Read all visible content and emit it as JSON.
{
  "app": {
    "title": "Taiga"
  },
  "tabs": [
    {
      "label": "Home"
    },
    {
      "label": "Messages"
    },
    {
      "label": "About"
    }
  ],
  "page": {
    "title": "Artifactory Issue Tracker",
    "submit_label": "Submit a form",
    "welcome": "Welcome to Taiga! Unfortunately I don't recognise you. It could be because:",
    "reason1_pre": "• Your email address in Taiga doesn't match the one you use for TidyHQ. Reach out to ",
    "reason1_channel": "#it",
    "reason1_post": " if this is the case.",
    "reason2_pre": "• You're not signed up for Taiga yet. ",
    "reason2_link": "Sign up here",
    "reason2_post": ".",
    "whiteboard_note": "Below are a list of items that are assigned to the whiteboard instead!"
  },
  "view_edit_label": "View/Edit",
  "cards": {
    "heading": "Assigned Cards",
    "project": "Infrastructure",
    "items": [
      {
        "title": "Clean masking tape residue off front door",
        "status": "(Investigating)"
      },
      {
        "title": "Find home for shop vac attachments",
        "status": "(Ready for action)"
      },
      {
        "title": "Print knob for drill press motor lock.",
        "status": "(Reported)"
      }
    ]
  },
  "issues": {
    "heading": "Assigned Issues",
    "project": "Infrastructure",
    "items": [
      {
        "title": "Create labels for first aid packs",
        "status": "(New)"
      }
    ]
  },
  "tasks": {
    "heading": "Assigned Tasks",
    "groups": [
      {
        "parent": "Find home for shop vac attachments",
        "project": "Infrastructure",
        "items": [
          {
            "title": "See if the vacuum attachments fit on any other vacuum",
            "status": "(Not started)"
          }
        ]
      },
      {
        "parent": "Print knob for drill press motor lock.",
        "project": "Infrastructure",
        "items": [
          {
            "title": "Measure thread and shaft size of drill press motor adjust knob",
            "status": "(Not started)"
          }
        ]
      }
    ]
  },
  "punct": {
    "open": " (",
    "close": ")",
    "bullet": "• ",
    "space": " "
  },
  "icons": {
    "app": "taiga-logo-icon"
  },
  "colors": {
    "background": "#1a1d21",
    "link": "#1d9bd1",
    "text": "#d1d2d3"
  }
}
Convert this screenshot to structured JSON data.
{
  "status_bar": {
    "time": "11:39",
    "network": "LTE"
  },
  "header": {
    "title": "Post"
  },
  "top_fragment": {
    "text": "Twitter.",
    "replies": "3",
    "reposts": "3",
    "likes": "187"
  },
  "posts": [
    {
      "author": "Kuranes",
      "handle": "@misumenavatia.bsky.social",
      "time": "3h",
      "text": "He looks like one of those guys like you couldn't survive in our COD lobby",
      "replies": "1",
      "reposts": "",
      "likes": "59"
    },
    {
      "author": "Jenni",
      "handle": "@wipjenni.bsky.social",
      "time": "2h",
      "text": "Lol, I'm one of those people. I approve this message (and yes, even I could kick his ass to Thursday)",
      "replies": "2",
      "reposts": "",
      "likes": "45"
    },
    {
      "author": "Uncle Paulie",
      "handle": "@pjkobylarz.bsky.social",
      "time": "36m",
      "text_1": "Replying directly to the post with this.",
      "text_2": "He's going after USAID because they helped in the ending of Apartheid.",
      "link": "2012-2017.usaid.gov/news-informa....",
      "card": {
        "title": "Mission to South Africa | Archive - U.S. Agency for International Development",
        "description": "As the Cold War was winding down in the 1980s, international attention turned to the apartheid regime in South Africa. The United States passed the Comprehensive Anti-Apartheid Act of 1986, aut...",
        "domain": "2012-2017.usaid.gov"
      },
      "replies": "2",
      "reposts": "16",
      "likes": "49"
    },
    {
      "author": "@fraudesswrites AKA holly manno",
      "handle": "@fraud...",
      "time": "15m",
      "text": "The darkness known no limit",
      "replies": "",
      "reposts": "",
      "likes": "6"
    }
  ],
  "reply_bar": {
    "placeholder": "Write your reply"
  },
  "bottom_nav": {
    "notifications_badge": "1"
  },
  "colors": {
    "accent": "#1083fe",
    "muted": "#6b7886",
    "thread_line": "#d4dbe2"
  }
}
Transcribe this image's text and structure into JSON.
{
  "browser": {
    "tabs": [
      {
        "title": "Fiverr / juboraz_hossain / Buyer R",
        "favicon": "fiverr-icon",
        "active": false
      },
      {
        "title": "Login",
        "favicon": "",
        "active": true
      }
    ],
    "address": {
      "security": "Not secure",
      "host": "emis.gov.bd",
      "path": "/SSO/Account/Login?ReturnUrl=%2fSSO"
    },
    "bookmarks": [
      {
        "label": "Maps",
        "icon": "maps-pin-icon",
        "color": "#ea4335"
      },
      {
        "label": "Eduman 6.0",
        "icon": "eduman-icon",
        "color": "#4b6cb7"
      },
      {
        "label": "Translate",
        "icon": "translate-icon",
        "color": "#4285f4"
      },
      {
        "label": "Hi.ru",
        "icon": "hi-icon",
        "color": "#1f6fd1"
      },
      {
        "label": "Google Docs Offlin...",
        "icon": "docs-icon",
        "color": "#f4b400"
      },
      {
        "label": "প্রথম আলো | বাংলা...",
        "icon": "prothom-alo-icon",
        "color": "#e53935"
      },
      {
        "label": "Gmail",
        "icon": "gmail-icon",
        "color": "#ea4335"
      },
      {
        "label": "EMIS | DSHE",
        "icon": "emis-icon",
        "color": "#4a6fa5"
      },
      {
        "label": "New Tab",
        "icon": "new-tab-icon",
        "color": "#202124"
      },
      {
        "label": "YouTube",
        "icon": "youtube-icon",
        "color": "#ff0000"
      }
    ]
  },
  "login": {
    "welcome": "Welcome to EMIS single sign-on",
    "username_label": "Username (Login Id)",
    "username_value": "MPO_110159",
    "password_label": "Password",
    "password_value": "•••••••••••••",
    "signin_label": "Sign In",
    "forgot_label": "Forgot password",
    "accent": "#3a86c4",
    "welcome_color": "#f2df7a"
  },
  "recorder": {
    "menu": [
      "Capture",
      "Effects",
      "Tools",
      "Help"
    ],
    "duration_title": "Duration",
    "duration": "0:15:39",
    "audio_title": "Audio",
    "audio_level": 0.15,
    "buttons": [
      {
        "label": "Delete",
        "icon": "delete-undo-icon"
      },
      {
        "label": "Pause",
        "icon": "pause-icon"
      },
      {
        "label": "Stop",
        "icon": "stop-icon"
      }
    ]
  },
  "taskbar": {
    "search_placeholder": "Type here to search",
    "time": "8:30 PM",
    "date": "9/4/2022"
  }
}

### WHAT THIS TASK INVOLVES
The records above should all be quoted exactly, please.

### ANSWER TO THIS PROBLEM
Read all visible content and emit it as JSON.
{
  "app": {
    "title": "Taiga"
  },
  "tabs": [
    {
      "label": "Home"
    },
    {
      "label": "Messages"
    },
    {
      "label": "About"
    }
  ],
  "page": {
    "title": "Artifactory Issue Tracker",
    "submit_label": "Submit a form",
    "welcome": "Welcome to Taiga! Unfortunately I don't recognise you. It could be because:",
    "reason1_pre": "• Your email address in Taiga doesn't match the one you use for TidyHQ. Reach out to ",
    "reason1_channel": "#it",
    "reason1_post": " if this is the case.",
    "reason2_pre": "• You're not signed up for Taiga yet. ",
    "reason2_link": "Sign up here",
    "reason2_post": ".",
    "whiteboard_note": "Below are a list of items that are assigned to the whiteboard instead!"
  },
  "view_edit_label": "View/Edit",
  "cards": {
    "heading": "Assigned Cards",
    "project": "Infrastructure",
    "items": [
      {
        "title": "Clean masking tape residue off front door",
        "status": "(Investigating)"
      },
      {
        "title": "Find home for shop vac attachments",
        "status": "(Ready for action)"
      },
      {
        "title": "Print knob for drill press motor lock.",
        "status": "(Reported)"
      }
    ]
  },
  "issues": {
    "heading": "Assigned Issues",
    "project": "Infrastructure",
    "items": [
      {
        "title": "Create labels for first aid packs",
        "status": "(New)"
      }
    ]
  },
  "tasks": {
    "heading": "Assigned Tasks",
    "groups": [
      {
        "parent": "Find home for shop vac attachments",
        "project": "Infrastructure",
        "items": [
          {
            "title": "See if the vacuum attachments fit on any other vacuum",
            "status": "(Not started)"
          }
        ]
      },
      {
        "parent": "Print knob for drill press motor lock.",
        "project": "Infrastructure",
        "items": [
          {
            "title": "Measure thread and shaft size of drill press motor adjust knob",
            "status": "(Not started)"
          }
        ]
      }
    ]
  },
  "punct": {
    "open": " (",
    "close": ")",
    "bullet": "• ",
    "space": " "
  },
  "icons": {
    "app": "taiga-logo-icon"
  },
  "colors": {
    "background": "#1a1d21",
    "link": "#1d9bd1",
    "text": "#d1d2d3"
  }
}
Convert this screenshot to structured JSON data.
{
  "status_bar": {
    "time": "11:39",
    "network": "LTE"
  },
  "header": {
    "title": "Post"
  },
  "top_fragment": {
    "text": "Twitter.",
    "replies": "3",
    "reposts": "3",
    "likes": "187"
  },
  "posts": [
    {
      "author": "Kuranes",
      "handle": "@misumenavatia.bsky.social",
      "time": "3h",
      "text": "He looks like one of those guys like you couldn't survive in our COD lobby",
      "replies": "1",
      "reposts": "",
      "likes": "59"
    },
    {
      "author": "Jenni",
      "handle": "@wipjenni.bsky.social",
      "time": "2h",
      "text": "Lol, I'm one of those people. I approve this message (and yes, even I could kick his ass to Thursday)",
      "replies": "2",
      "reposts": "",
      "likes": "45"
    },
    {
      "author": "Uncle Paulie",
      "handle": "@pjkobylarz.bsky.social",
      "time": "36m",
      "text_1": "Replying directly to the post with this.",
      "text_2": "He's going after USAID because they helped in the ending of Apartheid.",
      "link": "2012-2017.usaid.gov/news-informa....",
      "card": {
        "title": "Mission to South Africa | Archive - U.S. Agency for International Development",
        "description": "As the Cold War was winding down in the 1980s, international attention turned to the apartheid regime in South Africa. The United States passed the Comprehensive Anti-Apartheid Act of 1986, aut...",
        "domain": "2012-2017.usaid.gov"
      },
      "replies": "2",
      "reposts": "16",
      "likes": "49"
    },
    {
      "author": "@fraudesswrites AKA holly manno",
      "handle": "@fraud...",
      "time": "15m",
      "text": "The darkness known no limit",
      "replies": "",
      "reposts": "",
      "likes": "6"
    }
  ],
  "reply_bar": {
    "placeholder": "Write your reply"
  },
  "bottom_nav": {
    "notifications_badge": "1"
  },
  "colors": {
    "accent": "#1083fe",
    "muted": "#6b7886",
    "thread_line": "#d4dbe2"
  }
}
Transcribe this image's text and structure into JSON.
{
  "browser": {
    "tabs": [
      {
        "title": "Fiverr / juboraz_hossain / Buyer R",
        "favicon": "fiverr-icon",
        "active": false
      },
      {
        "title": "Login",
        "favicon": "",
        "active": true
      }
    ],
    "address": {
      "security": "Not secure",
      "host": "emis.gov.bd",
      "path": "/SSO/Account/Login?ReturnUrl=%2fSSO"
    },
    "bookmarks": [
      {
        "label": "Maps",
        "icon": "maps-pin-icon",
        "color": "#ea4335"
      },
      {
        "label": "Eduman 6.0",
        "icon": "eduman-icon",
        "color": "#4b6cb7"
      },
      {
        "label": "Translate",
        "icon": "translate-icon",
        "color": "#4285f4"
      },
      {
        "label": "Hi.ru",
        "icon": "hi-icon",
        "color": "#1f6fd1"
      },
      {
        "label": "Google Docs Offlin...",
        "icon": "docs-icon",
        "color": "#f4b400"
      },
      {
        "label": "প্রথম আলো | বাংলা...",
        "icon": "prothom-alo-icon",
        "color": "#e53935"
      },
      {
        "label": "Gmail",
        "icon": "gmail-icon",
        "color": "#ea4335"
      },
      {
        "label": "EMIS | DSHE",
        "icon": "emis-icon",
        "color": "#4a6fa5"
      },
      {
        "label": "New Tab",
        "icon": "new-tab-icon",
        "color": "#202124"
      },
      {
        "label": "YouTube",
        "icon": "youtube-icon",
        "color": "#ff0000"
      }
    ]
  },
  "login": {
    "welcome": "Welcome to EMIS single sign-on",
    "username_label": "Username (Login Id)",
    "username_value": "MPO_110159",
    "password_label": "Password",
    "password_value": "•••••••••••••",
    "signin_label": "Sign In",
    "forgot_label": "Forgot password",
    "accent": "#3a86c4",
    "welcome_color": "#f2df7a"
  },
  "recorder": {
    "menu": [
      "Capture",
      "Effects",
      "Tools",
      "Help"
    ],
    "duration_title": "Duration",
    "duration": "0:15:39",
    "audio_title": "Audio",
    "audio_level": 0.15,
    "buttons": [
      {
        "label": "Delete",
        "icon": "delete-undo-icon"
      },
      {
        "label": "Pause",
        "icon": "pause-icon"
      },
      {
        "label": "Stop",
        "icon": "stop-icon"
      }
    ]
  },
  "taskbar": {
    "search_placeholder": "Type here to search",
    "time": "8:30 PM",
    "date": "9/4/2022"
  }
}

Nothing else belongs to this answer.